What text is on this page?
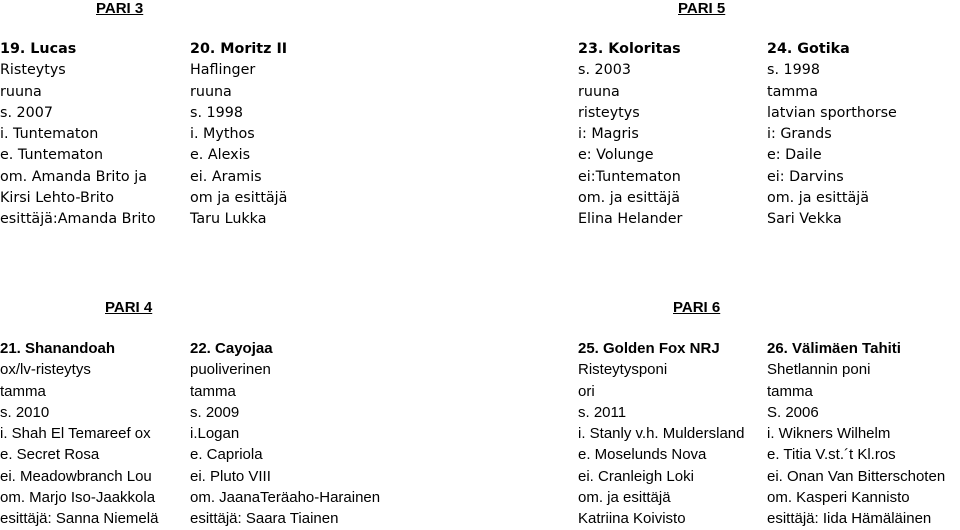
PARI 3	PARI 5
PARI 4	PARI 6
19. Lucas
Risteytys
ruuna
s. 2007
i. Tuntematon
e. Tuntematon
om. Amanda Brito ja
Kirsi Lehto-Brito
esittäjä:Amanda Brito
20. Moritz II
Haflinger
ruuna
s. 1998
i. Mythos
e. Alexis
ei. Aramis
om ja esittäjä
Taru Lukka
23. Koloritas
s. 2003
ruuna
risteytys
i: Magris
e: Volunge
ei:Tuntematon
om. ja esittäjä
Elina Helander
24. Gotika
s. 1998
tamma
latvian sporthorse
i: Grands
e: Daile
ei: Darvins
om. ja esittäjä
Sari Vekka
21. Shanandoah
ox/lv-risteytys
tamma
s. 2010
i. Shah El Temareef ox
e. Secret Rosa
ei. Meadowbranch Lou
om. Marjo Iso-Jaakkola
esittäjä: Sanna Niemelä
22. Cayojaa
puoliverinen
tamma
s. 2009
i.Logan
e. Capriola
ei. Pluto VIII
om. JaanaTeräaho-Harainen
esittäjä: Saara Tiainen
25. Golden Fox NRJ
Risteytysponi
ori
s. 2011
i. Stanly v.h. Muldersland
e. Moselunds Nova
ei. Cranleigh Loki
om. ja esittäjä
Katriina Koivisto
26. Välimäen Tahiti
Shetlannin poni
tamma
S. 2006
i. Wikners Wilhelm
e. Titia V.st.´t Kl.ros
ei. Onan Van Bitterschoten
om. Kasperi Kannisto
esittäjä: Iida Hämäläinen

# # # # #

**Task prompt**
Restate each entry word for word, leaving out any pictures.

**Answer**
What text is on this page?
PARI 3	PARI 5
PARI 4	PARI 6
19. Lucas
Risteytys
ruuna
s. 2007
i. Tuntematon
e. Tuntematon
om. Amanda Brito ja
Kirsi Lehto-Brito
esittäjä:Amanda Brito
20. Moritz II
Haflinger
ruuna
s. 1998
i. Mythos
e. Alexis
ei. Aramis
om ja esittäjä
Taru Lukka
23. Koloritas
s. 2003
ruuna
risteytys
i: Magris
e: Volunge
ei:Tuntematon
om. ja esittäjä
Elina Helander
24. Gotika
s. 1998
tamma
latvian sporthorse
i: Grands
e: Daile
ei: Darvins
om. ja esittäjä
Sari Vekka
21. Shanandoah
ox/lv-risteytys
tamma
s. 2010
i. Shah El Temareef ox
e. Secret Rosa
ei. Meadowbranch Lou
om. Marjo Iso-Jaakkola
esittäjä: Sanna Niemelä
22. Cayojaa
puoliverinen
tamma
s. 2009
i.Logan
e. Capriola
ei. Pluto VIII
om. JaanaTeräaho-Harainen
esittäjä: Saara Tiainen
25. Golden Fox NRJ
Risteytysponi
ori
s. 2011
i. Stanly v.h. Muldersland
e. Moselunds Nova
ei. Cranleigh Loki
om. ja esittäjä
Katriina Koivisto
26. Välimäen Tahiti
Shetlannin poni
tamma
S. 2006
i. Wikners Wilhelm
e. Titia V.st.´t Kl.ros
ei. Onan Van Bitterschoten
om. Kasperi Kannisto
esittäjä: Iida Hämäläinen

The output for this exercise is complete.